TASK DETAILS:
Give only the number of lines in these records that contain the word "true".

GIVEN DATA:
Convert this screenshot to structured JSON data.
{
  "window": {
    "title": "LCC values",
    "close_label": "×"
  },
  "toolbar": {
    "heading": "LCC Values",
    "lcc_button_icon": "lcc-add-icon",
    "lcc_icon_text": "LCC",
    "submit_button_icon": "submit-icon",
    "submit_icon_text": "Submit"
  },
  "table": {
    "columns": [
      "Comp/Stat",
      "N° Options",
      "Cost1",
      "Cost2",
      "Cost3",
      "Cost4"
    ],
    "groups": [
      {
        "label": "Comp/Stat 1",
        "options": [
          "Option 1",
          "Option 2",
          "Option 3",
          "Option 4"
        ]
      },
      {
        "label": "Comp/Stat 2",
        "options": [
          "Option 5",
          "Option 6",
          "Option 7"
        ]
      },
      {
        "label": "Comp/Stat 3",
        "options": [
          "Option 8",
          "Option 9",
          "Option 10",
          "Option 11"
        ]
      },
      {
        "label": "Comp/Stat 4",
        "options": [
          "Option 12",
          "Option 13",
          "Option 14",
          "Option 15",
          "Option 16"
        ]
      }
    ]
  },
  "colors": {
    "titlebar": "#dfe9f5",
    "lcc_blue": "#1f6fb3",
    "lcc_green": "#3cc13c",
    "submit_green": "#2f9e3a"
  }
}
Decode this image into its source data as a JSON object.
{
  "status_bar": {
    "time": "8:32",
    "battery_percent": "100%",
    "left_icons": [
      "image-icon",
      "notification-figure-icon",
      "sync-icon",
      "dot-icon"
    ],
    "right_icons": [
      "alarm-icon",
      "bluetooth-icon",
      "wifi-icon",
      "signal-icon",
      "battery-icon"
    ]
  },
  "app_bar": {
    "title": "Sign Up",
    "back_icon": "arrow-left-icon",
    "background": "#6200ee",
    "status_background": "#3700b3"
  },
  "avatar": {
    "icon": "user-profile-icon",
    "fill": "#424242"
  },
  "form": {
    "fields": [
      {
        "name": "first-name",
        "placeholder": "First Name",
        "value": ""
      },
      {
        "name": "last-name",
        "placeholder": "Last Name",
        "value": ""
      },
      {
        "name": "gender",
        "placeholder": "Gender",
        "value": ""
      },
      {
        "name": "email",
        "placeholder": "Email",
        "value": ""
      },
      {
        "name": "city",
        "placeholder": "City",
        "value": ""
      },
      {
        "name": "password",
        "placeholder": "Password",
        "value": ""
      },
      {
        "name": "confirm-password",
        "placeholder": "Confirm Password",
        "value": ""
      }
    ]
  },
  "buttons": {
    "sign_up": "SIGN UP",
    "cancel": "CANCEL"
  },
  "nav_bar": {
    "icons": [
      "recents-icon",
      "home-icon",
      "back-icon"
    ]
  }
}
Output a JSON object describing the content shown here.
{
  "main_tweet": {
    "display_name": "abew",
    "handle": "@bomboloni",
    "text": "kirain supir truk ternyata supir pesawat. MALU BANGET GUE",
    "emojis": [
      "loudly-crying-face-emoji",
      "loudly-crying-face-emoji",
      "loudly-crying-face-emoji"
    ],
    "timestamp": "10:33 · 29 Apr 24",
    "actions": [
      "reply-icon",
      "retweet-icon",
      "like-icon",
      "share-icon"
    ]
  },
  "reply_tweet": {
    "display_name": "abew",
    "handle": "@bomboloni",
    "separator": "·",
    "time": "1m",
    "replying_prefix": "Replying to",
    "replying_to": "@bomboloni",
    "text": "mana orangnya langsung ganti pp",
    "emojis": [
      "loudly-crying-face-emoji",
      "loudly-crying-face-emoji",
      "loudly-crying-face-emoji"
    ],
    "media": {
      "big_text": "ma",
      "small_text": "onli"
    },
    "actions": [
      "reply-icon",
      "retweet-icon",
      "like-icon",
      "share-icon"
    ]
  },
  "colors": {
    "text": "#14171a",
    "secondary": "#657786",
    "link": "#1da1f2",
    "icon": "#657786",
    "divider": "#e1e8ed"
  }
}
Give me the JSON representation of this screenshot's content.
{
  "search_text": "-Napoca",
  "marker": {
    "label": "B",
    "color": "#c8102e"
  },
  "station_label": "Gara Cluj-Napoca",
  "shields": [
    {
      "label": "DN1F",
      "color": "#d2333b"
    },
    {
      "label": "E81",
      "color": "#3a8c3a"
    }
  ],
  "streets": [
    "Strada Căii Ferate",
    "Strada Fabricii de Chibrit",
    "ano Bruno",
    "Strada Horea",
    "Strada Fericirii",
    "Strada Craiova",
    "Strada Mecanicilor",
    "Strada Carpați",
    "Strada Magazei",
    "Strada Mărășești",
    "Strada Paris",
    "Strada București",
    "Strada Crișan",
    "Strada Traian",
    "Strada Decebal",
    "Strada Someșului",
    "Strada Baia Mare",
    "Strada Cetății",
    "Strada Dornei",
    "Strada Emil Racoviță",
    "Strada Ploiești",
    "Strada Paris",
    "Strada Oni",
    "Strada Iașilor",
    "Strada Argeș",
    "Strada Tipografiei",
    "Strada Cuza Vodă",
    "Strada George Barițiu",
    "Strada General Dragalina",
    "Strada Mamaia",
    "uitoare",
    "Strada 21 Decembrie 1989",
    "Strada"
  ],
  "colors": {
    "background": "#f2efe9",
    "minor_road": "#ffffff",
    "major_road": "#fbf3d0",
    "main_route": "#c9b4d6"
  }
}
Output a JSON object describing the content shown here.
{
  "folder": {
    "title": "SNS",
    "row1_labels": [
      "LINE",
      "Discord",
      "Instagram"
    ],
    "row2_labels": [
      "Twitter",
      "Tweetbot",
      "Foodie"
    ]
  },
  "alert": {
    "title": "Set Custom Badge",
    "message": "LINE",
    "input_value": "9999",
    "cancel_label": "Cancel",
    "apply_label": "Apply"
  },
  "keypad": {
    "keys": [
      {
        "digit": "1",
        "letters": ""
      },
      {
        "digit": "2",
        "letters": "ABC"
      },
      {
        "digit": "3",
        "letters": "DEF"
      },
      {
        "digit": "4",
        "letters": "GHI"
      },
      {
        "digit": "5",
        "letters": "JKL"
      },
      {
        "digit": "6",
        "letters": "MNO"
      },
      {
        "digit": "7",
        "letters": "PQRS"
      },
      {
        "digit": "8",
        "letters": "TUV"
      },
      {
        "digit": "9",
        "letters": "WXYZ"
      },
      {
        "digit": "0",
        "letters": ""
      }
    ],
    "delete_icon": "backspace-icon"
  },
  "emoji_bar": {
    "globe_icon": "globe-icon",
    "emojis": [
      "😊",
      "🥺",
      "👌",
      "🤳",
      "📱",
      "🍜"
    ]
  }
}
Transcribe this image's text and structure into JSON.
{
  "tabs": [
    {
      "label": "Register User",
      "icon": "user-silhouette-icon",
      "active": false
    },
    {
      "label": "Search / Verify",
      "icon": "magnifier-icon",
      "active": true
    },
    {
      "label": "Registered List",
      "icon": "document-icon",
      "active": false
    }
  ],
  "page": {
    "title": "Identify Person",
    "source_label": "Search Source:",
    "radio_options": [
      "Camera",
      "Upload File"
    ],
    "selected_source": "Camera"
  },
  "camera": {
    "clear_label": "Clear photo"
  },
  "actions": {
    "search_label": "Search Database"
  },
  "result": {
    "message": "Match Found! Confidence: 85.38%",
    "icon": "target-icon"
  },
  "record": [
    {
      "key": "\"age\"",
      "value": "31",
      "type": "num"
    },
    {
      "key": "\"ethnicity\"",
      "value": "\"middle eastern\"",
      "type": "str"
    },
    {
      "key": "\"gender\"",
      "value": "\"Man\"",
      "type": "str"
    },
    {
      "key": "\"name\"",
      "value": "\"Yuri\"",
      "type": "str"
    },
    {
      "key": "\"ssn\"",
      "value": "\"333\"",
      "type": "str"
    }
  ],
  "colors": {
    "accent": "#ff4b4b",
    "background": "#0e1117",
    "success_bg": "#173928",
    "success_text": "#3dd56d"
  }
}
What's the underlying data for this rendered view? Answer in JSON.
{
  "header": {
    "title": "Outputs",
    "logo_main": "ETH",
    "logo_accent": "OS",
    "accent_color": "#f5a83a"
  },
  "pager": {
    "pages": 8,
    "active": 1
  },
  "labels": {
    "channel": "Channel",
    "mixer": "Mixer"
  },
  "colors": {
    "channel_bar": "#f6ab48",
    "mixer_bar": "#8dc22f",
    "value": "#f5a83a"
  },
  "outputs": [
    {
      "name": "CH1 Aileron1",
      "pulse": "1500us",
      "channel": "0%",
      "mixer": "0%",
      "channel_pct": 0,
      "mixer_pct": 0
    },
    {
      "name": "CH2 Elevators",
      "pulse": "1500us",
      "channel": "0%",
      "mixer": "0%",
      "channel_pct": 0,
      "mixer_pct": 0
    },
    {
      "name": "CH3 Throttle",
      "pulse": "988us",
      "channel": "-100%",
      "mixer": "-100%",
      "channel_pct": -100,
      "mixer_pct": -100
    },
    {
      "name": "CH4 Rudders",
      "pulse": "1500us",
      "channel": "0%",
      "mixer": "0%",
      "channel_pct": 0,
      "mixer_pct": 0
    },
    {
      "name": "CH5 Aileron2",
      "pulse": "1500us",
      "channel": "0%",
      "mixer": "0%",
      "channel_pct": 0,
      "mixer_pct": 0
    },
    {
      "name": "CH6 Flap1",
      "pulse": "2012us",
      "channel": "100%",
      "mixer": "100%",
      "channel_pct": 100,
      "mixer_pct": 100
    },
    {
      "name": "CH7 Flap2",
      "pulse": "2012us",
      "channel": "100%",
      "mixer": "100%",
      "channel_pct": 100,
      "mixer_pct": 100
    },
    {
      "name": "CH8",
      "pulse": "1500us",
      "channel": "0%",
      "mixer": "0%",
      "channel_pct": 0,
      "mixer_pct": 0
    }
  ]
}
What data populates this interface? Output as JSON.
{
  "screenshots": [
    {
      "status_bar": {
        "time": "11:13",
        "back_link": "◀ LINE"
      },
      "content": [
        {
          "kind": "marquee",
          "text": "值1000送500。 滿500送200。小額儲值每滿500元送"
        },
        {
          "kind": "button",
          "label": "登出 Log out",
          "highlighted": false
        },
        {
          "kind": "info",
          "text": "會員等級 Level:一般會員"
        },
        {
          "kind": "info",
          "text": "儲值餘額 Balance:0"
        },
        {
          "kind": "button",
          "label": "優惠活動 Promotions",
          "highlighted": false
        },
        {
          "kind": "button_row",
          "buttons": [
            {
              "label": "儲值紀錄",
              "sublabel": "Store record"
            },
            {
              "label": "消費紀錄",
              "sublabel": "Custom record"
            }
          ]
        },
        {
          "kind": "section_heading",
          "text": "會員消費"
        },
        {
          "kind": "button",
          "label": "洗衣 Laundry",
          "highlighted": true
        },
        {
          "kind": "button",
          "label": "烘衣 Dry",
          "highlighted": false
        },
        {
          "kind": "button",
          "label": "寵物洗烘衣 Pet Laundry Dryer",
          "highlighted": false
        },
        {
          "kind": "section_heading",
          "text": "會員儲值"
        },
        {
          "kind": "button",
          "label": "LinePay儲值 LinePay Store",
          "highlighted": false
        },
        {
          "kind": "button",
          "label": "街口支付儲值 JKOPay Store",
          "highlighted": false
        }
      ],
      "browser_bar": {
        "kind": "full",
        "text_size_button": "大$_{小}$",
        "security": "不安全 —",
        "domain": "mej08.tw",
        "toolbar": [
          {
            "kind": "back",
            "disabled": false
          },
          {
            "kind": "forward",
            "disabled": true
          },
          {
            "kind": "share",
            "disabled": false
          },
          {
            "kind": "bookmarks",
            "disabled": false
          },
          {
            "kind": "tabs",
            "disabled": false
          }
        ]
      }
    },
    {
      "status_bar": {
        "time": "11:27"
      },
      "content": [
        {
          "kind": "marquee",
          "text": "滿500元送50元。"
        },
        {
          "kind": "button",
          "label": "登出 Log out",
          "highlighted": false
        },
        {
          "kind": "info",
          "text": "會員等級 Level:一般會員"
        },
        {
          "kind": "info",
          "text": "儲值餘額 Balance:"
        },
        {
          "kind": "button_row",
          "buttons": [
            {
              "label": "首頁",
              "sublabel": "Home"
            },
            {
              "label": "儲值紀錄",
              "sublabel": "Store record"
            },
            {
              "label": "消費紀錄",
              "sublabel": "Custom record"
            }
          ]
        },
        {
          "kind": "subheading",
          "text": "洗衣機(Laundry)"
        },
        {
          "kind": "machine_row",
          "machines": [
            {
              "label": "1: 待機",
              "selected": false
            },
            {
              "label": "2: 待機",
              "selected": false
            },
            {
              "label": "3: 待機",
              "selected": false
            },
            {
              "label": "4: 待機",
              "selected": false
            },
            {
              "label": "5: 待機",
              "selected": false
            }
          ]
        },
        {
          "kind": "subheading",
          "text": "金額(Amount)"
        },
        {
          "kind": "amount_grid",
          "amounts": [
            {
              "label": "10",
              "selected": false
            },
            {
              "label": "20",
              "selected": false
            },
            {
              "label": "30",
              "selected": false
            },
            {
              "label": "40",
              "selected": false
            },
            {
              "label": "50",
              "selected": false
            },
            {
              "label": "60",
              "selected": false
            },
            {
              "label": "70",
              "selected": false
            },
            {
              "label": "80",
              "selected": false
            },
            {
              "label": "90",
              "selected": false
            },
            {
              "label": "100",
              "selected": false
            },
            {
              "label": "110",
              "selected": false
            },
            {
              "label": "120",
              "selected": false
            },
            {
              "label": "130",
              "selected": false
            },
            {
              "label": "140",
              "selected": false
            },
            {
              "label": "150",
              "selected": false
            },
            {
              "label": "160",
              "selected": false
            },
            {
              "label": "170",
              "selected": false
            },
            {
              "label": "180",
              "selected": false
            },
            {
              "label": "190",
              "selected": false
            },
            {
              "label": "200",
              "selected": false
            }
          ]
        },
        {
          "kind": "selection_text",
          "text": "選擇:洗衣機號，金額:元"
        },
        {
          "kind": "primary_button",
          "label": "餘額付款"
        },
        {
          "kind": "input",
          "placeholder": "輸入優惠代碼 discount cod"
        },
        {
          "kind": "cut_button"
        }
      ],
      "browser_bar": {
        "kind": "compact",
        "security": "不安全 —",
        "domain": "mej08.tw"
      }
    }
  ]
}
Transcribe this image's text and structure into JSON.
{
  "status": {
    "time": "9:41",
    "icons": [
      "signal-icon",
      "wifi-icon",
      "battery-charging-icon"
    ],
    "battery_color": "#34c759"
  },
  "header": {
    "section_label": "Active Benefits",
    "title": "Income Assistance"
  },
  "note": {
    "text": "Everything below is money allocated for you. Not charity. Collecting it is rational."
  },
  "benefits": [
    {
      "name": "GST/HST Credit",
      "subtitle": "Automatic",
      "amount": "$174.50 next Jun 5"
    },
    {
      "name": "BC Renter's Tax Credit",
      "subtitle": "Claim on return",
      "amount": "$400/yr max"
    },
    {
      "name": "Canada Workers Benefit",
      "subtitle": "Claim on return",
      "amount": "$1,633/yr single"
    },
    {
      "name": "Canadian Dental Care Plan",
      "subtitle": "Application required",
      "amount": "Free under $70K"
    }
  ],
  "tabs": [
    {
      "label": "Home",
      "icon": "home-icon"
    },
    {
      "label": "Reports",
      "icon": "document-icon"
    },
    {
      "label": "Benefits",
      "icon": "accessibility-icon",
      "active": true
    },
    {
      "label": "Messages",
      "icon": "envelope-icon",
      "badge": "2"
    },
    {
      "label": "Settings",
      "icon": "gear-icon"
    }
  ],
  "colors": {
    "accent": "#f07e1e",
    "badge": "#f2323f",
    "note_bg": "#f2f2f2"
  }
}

ANSWER TO THIS PROBLEM:
4